━━ Record excerpts

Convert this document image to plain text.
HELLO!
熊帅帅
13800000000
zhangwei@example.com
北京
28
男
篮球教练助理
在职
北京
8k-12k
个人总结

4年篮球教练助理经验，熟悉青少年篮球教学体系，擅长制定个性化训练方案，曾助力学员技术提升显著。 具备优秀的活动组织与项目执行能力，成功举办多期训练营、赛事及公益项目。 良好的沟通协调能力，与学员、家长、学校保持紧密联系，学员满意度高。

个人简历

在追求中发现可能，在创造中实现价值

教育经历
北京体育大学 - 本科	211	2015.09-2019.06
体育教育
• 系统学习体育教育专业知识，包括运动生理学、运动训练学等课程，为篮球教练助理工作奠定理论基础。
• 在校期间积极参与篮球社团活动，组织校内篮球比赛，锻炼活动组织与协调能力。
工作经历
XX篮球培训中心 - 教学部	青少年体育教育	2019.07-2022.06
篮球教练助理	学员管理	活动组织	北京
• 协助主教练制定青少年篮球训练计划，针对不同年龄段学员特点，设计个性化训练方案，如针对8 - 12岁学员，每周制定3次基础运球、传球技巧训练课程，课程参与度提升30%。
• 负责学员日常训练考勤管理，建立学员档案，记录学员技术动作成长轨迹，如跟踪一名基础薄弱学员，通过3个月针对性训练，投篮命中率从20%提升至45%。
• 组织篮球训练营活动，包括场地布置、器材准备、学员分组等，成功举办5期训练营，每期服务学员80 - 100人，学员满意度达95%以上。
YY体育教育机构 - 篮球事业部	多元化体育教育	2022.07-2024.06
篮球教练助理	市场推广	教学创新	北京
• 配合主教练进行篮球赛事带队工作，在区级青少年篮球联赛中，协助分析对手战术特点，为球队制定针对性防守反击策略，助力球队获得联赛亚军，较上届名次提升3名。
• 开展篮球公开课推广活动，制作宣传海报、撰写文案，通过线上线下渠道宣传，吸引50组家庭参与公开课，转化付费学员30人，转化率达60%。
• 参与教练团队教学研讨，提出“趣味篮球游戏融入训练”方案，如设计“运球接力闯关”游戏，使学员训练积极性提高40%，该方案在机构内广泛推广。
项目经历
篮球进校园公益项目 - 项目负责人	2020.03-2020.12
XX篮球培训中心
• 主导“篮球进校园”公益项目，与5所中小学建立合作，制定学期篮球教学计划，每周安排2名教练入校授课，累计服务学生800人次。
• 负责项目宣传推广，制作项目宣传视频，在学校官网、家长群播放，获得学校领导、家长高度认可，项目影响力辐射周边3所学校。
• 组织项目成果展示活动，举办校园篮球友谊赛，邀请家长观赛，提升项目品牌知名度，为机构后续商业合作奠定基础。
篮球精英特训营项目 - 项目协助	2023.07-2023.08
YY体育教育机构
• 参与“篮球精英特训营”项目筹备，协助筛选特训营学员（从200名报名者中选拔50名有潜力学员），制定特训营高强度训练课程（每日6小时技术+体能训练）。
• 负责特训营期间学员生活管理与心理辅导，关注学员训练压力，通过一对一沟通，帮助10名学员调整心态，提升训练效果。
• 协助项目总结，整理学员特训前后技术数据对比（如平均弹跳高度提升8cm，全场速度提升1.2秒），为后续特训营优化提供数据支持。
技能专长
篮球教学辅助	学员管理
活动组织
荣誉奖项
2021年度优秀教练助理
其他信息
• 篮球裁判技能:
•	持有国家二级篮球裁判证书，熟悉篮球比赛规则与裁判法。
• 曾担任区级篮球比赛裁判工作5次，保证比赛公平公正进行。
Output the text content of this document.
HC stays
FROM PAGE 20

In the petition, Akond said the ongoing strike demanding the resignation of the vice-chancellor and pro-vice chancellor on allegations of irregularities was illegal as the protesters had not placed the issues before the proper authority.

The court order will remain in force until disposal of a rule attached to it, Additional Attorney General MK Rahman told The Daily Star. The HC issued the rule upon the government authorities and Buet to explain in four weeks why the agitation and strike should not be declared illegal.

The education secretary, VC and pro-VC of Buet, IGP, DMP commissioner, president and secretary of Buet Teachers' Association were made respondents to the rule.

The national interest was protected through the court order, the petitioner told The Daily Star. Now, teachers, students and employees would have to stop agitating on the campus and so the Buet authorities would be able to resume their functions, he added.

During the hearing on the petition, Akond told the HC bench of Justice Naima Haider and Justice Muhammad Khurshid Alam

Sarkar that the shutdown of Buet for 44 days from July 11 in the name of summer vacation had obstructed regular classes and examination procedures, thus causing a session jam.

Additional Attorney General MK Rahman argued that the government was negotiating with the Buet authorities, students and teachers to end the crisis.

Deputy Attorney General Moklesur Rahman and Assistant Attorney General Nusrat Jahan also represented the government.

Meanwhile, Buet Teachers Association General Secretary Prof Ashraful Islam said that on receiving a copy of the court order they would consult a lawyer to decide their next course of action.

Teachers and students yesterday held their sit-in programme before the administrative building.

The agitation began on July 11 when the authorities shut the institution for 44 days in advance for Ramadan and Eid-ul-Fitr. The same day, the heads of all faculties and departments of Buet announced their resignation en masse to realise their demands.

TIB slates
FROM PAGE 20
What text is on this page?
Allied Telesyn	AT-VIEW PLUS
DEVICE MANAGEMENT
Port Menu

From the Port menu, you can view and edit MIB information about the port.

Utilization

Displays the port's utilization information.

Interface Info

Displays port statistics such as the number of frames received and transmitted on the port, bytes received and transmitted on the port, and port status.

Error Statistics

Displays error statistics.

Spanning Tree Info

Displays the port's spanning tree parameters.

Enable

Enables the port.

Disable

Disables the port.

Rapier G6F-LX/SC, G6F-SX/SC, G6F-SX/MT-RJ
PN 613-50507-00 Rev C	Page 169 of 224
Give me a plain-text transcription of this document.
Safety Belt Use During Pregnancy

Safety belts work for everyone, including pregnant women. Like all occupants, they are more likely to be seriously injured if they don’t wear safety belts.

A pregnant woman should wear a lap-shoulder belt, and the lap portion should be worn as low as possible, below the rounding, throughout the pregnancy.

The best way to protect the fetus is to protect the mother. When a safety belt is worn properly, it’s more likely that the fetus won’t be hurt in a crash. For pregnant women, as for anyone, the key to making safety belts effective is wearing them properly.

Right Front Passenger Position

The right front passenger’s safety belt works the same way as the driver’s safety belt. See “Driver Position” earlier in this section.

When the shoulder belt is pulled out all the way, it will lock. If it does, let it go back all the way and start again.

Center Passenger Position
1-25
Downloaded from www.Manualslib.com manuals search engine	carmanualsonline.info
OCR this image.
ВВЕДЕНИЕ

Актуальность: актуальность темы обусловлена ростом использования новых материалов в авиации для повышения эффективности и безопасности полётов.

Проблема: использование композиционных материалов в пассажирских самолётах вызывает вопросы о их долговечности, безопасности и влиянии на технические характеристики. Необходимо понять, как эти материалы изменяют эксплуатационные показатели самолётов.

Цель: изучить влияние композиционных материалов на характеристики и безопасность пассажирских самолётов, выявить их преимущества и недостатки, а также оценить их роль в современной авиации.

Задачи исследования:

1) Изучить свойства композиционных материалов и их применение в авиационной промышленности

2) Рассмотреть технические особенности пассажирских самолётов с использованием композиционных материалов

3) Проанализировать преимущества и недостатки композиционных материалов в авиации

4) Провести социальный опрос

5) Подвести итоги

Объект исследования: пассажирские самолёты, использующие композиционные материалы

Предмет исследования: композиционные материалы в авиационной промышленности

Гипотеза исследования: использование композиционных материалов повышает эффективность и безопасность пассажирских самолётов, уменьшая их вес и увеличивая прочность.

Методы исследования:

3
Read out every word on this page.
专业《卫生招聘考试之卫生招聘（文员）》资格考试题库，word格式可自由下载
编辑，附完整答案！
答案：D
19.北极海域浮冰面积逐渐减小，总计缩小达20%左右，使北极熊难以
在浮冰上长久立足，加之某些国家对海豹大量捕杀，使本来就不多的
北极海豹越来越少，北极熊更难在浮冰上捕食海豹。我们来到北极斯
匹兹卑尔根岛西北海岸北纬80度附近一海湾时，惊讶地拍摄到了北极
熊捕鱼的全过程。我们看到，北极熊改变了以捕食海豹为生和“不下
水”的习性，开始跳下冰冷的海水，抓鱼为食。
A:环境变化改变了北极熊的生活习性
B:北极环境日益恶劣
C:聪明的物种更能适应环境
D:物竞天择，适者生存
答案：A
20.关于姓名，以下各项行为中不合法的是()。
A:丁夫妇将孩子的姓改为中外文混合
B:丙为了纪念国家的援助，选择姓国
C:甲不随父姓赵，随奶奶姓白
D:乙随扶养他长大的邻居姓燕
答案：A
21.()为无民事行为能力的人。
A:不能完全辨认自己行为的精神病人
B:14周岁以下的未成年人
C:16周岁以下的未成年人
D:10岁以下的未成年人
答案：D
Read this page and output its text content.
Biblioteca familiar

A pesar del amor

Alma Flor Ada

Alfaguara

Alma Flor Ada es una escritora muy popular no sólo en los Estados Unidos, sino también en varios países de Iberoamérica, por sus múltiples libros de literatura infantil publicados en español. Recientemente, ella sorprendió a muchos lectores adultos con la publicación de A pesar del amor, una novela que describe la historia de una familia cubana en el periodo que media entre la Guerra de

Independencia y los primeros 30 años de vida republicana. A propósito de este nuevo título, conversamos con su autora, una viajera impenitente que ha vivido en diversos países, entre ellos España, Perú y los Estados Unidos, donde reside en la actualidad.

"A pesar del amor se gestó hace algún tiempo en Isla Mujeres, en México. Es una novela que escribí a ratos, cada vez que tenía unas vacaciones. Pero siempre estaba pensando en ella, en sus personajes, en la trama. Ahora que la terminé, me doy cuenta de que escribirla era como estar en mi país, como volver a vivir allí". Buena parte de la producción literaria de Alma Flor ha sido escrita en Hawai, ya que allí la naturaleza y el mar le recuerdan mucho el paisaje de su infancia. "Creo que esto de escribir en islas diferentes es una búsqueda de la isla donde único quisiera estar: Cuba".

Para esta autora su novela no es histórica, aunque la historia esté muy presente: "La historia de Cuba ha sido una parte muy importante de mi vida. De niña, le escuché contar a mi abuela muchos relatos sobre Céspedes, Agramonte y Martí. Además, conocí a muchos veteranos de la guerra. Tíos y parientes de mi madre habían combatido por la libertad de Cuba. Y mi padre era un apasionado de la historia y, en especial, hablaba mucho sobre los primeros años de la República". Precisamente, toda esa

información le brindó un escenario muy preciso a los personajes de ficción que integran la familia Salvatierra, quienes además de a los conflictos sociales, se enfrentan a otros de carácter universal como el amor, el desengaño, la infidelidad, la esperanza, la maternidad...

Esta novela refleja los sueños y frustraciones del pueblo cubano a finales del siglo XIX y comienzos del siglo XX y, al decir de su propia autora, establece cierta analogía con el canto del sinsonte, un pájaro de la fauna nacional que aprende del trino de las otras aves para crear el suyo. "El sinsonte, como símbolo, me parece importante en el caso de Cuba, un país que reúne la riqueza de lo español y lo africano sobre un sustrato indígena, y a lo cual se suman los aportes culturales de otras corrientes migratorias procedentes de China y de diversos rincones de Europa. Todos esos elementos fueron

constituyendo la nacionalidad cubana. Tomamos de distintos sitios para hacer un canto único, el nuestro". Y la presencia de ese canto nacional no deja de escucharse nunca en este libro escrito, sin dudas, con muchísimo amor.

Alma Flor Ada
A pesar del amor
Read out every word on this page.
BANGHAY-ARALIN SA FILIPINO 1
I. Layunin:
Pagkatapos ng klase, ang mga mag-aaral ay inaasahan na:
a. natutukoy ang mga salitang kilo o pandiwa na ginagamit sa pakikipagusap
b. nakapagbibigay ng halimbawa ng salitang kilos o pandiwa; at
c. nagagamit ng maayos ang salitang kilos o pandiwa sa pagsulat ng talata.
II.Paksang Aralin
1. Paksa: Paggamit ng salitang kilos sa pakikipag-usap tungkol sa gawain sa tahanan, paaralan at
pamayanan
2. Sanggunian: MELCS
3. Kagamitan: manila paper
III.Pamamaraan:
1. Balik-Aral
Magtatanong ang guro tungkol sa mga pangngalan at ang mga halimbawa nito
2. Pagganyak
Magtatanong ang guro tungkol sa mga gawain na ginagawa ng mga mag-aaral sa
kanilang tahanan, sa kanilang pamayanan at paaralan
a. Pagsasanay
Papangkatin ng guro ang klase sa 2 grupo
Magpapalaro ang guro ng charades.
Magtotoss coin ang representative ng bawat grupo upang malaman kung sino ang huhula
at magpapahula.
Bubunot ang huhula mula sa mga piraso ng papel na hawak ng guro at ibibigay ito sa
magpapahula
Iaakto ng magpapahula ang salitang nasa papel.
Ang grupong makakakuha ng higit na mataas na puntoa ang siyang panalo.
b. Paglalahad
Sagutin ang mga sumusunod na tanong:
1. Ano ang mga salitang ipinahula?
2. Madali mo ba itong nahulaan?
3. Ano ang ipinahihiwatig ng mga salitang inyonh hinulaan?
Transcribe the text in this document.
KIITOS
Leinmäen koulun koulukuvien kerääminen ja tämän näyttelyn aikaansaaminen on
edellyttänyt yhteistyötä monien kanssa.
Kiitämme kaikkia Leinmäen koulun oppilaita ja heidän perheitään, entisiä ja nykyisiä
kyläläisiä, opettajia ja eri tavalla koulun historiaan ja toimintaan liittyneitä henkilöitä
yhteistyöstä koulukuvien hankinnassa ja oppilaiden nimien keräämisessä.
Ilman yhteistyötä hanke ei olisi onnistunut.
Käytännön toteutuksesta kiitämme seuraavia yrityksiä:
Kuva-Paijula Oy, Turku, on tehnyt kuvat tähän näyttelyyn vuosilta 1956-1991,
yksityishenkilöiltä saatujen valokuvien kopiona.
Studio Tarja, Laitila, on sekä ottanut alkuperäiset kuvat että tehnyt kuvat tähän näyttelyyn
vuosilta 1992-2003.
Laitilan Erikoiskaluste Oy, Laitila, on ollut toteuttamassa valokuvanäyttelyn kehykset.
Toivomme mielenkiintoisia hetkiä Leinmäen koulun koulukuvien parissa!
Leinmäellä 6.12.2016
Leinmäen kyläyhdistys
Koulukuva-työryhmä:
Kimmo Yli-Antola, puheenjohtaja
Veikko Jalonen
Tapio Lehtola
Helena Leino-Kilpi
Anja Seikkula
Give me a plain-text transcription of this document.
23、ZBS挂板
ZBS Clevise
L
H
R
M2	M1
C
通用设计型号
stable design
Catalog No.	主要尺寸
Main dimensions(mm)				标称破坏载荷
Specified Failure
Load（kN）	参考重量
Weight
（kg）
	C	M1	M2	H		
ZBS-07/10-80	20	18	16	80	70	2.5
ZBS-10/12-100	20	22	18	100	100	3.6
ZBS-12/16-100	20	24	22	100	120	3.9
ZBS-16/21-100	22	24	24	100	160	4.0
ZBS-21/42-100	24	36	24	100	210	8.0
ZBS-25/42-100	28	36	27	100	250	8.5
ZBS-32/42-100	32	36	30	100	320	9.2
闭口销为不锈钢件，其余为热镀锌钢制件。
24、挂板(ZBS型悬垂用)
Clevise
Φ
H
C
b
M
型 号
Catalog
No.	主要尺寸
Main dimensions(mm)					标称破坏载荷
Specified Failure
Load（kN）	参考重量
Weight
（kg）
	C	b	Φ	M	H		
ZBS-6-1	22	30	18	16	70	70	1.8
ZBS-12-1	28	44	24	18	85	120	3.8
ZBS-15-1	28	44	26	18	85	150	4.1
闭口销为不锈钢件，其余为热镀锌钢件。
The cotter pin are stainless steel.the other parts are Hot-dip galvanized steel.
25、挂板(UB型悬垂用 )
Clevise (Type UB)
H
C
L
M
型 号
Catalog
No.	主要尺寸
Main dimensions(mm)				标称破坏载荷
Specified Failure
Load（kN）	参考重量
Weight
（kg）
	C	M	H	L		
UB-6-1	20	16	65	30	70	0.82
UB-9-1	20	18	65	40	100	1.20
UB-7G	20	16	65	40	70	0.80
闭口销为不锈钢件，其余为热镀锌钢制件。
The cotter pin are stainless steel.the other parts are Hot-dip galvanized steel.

━━━━

Report how many lines of the entries hold the word "autora". Nothing else is needed.

*Solution*
3